>> BEGIN MATERIAL PROVIDED
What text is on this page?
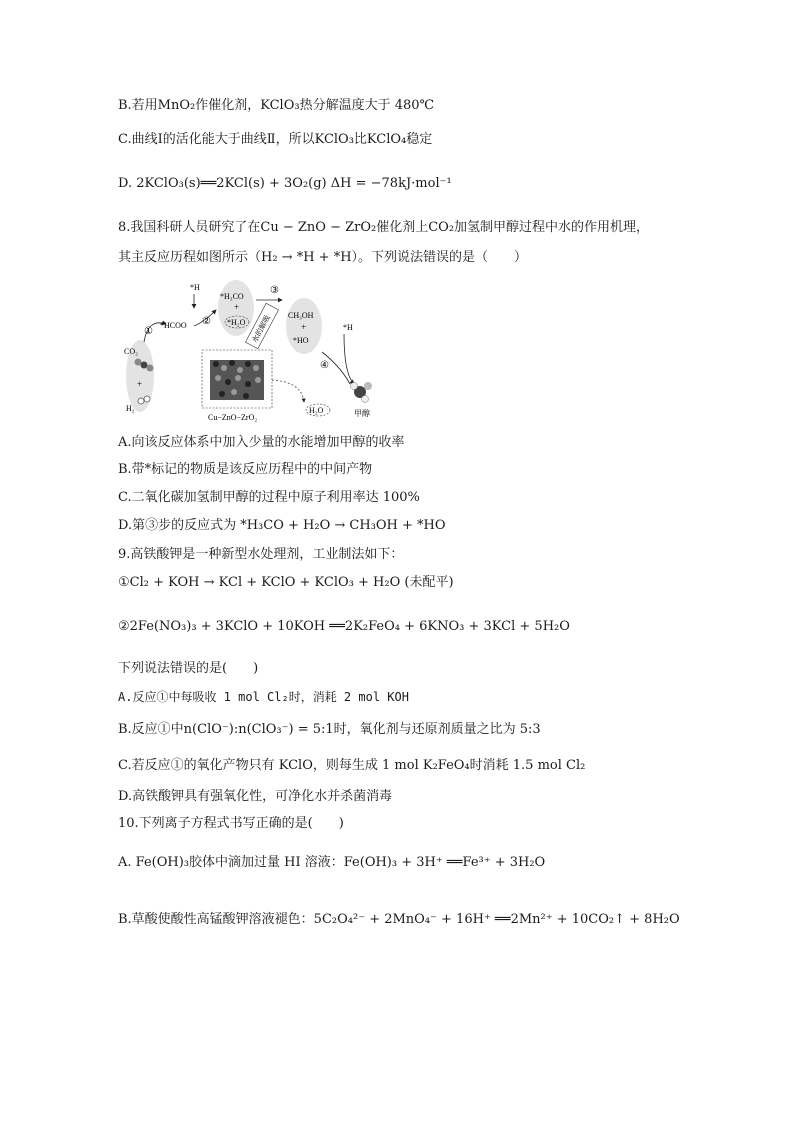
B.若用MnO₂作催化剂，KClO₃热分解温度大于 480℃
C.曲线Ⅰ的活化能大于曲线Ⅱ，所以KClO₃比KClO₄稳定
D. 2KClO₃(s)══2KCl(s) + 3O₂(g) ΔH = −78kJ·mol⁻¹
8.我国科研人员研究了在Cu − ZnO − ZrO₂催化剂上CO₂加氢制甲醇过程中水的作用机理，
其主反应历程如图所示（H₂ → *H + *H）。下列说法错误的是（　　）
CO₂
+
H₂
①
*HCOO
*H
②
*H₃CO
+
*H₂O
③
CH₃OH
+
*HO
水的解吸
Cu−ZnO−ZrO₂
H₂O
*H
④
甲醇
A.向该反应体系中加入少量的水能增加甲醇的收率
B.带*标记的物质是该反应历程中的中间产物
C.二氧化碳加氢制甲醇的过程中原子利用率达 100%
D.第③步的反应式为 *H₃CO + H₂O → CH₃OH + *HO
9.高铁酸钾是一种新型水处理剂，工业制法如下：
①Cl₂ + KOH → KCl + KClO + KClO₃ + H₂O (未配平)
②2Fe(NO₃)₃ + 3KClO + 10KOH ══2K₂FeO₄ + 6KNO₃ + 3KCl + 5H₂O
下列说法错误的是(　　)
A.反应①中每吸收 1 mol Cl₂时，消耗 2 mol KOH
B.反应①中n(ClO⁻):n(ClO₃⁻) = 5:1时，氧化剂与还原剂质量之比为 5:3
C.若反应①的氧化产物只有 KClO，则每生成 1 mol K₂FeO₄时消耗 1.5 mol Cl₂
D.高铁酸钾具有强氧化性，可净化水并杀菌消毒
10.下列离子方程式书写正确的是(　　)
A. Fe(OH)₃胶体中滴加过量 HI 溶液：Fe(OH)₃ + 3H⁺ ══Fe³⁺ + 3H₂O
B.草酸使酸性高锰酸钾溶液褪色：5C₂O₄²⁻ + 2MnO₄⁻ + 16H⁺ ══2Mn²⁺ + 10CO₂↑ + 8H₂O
>> END MATERIAL PROVIDED
** TASK DESCRIPTION **
Find every line in the listing that holds the string "下列说法错误的是", then say how many there are as a bare number.

** OUTPUT FOR THIS EXERCISE **
2